* Start *

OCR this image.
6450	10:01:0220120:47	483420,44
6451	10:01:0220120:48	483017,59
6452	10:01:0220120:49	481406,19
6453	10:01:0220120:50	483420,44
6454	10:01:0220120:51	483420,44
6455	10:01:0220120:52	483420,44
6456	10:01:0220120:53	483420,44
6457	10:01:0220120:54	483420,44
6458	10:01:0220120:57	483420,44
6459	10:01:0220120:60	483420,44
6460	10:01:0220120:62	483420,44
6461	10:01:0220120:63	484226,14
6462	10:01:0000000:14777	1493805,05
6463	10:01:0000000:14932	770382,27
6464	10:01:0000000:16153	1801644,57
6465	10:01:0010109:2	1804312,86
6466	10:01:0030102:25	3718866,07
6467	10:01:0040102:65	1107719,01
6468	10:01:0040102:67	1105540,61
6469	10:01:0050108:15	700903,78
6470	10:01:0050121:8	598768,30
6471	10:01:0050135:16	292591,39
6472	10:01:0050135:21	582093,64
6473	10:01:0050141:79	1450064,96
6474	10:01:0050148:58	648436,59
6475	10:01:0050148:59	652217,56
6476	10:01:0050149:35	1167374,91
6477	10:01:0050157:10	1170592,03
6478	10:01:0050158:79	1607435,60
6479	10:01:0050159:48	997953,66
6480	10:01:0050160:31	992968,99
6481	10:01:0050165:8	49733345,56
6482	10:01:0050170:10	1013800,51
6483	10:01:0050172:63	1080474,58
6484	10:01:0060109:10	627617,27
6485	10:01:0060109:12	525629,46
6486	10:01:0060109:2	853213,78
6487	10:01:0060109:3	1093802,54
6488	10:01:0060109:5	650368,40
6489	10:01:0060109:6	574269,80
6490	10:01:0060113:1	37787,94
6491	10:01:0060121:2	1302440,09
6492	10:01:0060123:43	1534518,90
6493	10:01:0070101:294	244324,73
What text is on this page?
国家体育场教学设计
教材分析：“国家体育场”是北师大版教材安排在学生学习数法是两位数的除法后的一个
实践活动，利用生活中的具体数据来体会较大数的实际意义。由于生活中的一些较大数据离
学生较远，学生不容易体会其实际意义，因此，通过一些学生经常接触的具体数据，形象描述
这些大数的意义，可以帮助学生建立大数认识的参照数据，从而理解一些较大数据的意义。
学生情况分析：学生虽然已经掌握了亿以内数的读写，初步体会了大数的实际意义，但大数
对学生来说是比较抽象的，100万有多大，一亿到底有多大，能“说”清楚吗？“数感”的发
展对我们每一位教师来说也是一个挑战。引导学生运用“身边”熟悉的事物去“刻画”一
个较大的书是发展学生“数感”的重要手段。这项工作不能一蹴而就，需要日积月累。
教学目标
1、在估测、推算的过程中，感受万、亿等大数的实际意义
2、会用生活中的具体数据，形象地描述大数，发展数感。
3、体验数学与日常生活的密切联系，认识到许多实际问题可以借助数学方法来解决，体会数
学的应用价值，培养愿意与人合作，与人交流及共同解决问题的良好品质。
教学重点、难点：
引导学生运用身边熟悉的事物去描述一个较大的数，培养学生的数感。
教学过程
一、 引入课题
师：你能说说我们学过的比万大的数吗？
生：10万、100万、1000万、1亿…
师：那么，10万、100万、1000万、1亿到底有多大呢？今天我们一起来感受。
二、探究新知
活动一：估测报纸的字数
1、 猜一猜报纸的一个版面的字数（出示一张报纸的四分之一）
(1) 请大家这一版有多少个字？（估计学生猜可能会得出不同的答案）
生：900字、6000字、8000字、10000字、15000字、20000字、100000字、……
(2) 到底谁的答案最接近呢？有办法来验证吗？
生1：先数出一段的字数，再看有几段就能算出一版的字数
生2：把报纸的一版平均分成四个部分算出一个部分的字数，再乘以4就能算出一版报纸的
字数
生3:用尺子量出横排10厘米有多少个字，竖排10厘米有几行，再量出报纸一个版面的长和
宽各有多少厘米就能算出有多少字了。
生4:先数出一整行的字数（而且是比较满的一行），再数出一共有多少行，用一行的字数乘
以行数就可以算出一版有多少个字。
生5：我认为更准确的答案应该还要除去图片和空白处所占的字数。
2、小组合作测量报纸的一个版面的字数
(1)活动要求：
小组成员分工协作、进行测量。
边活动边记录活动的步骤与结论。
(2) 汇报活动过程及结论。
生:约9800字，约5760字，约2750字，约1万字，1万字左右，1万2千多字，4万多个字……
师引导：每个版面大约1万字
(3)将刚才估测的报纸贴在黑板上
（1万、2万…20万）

* End *

# [Set problem]
Print every line of the records exactly. Omit nothing.

# [Expected answer]
OCR this image.
6450	10:01:0220120:47	483420,44
6451	10:01:0220120:48	483017,59
6452	10:01:0220120:49	481406,19
6453	10:01:0220120:50	483420,44
6454	10:01:0220120:51	483420,44
6455	10:01:0220120:52	483420,44
6456	10:01:0220120:53	483420,44
6457	10:01:0220120:54	483420,44
6458	10:01:0220120:57	483420,44
6459	10:01:0220120:60	483420,44
6460	10:01:0220120:62	483420,44
6461	10:01:0220120:63	484226,14
6462	10:01:0000000:14777	1493805,05
6463	10:01:0000000:14932	770382,27
6464	10:01:0000000:16153	1801644,57
6465	10:01:0010109:2	1804312,86
6466	10:01:0030102:25	3718866,07
6467	10:01:0040102:65	1107719,01
6468	10:01:0040102:67	1105540,61
6469	10:01:0050108:15	700903,78
6470	10:01:0050121:8	598768,30
6471	10:01:0050135:16	292591,39
6472	10:01:0050135:21	582093,64
6473	10:01:0050141:79	1450064,96
6474	10:01:0050148:58	648436,59
6475	10:01:0050148:59	652217,56
6476	10:01:0050149:35	1167374,91
6477	10:01:0050157:10	1170592,03
6478	10:01:0050158:79	1607435,60
6479	10:01:0050159:48	997953,66
6480	10:01:0050160:31	992968,99
6481	10:01:0050165:8	49733345,56
6482	10:01:0050170:10	1013800,51
6483	10:01:0050172:63	1080474,58
6484	10:01:0060109:10	627617,27
6485	10:01:0060109:12	525629,46
6486	10:01:0060109:2	853213,78
6487	10:01:0060109:3	1093802,54
6488	10:01:0060109:5	650368,40
6489	10:01:0060109:6	574269,80
6490	10:01:0060113:1	37787,94
6491	10:01:0060121:2	1302440,09
6492	10:01:0060123:43	1534518,90
6493	10:01:0070101:294	244324,73
What text is on this page?
国家体育场教学设计
教材分析：“国家体育场”是北师大版教材安排在学生学习数法是两位数的除法后的一个
实践活动，利用生活中的具体数据来体会较大数的实际意义。由于生活中的一些较大数据离
学生较远，学生不容易体会其实际意义，因此，通过一些学生经常接触的具体数据，形象描述
这些大数的意义，可以帮助学生建立大数认识的参照数据，从而理解一些较大数据的意义。
学生情况分析：学生虽然已经掌握了亿以内数的读写，初步体会了大数的实际意义，但大数
对学生来说是比较抽象的，100万有多大，一亿到底有多大，能“说”清楚吗？“数感”的发
展对我们每一位教师来说也是一个挑战。引导学生运用“身边”熟悉的事物去“刻画”一
个较大的书是发展学生“数感”的重要手段。这项工作不能一蹴而就，需要日积月累。
教学目标
1、在估测、推算的过程中，感受万、亿等大数的实际意义
2、会用生活中的具体数据，形象地描述大数，发展数感。
3、体验数学与日常生活的密切联系，认识到许多实际问题可以借助数学方法来解决，体会数
学的应用价值，培养愿意与人合作，与人交流及共同解决问题的良好品质。
教学重点、难点：
引导学生运用身边熟悉的事物去描述一个较大的数，培养学生的数感。
教学过程
一、 引入课题
师：你能说说我们学过的比万大的数吗？
生：10万、100万、1000万、1亿…
师：那么，10万、100万、1000万、1亿到底有多大呢？今天我们一起来感受。
二、探究新知
活动一：估测报纸的字数
1、 猜一猜报纸的一个版面的字数（出示一张报纸的四分之一）
(1) 请大家这一版有多少个字？（估计学生猜可能会得出不同的答案）
生：900字、6000字、8000字、10000字、15000字、20000字、100000字、……
(2) 到底谁的答案最接近呢？有办法来验证吗？
生1：先数出一段的字数，再看有几段就能算出一版的字数
生2：把报纸的一版平均分成四个部分算出一个部分的字数，再乘以4就能算出一版报纸的
字数
生3:用尺子量出横排10厘米有多少个字，竖排10厘米有几行，再量出报纸一个版面的长和
宽各有多少厘米就能算出有多少字了。
生4:先数出一整行的字数（而且是比较满的一行），再数出一共有多少行，用一行的字数乘
以行数就可以算出一版有多少个字。
生5：我认为更准确的答案应该还要除去图片和空白处所占的字数。
2、小组合作测量报纸的一个版面的字数
(1)活动要求：
小组成员分工协作、进行测量。
边活动边记录活动的步骤与结论。
(2) 汇报活动过程及结论。
生:约9800字，约5760字，约2750字，约1万字，1万字左右，1万2千多字，4万多个字……
师引导：每个版面大约1万字
(3)将刚才估测的报纸贴在黑板上
（1万、2万…20万）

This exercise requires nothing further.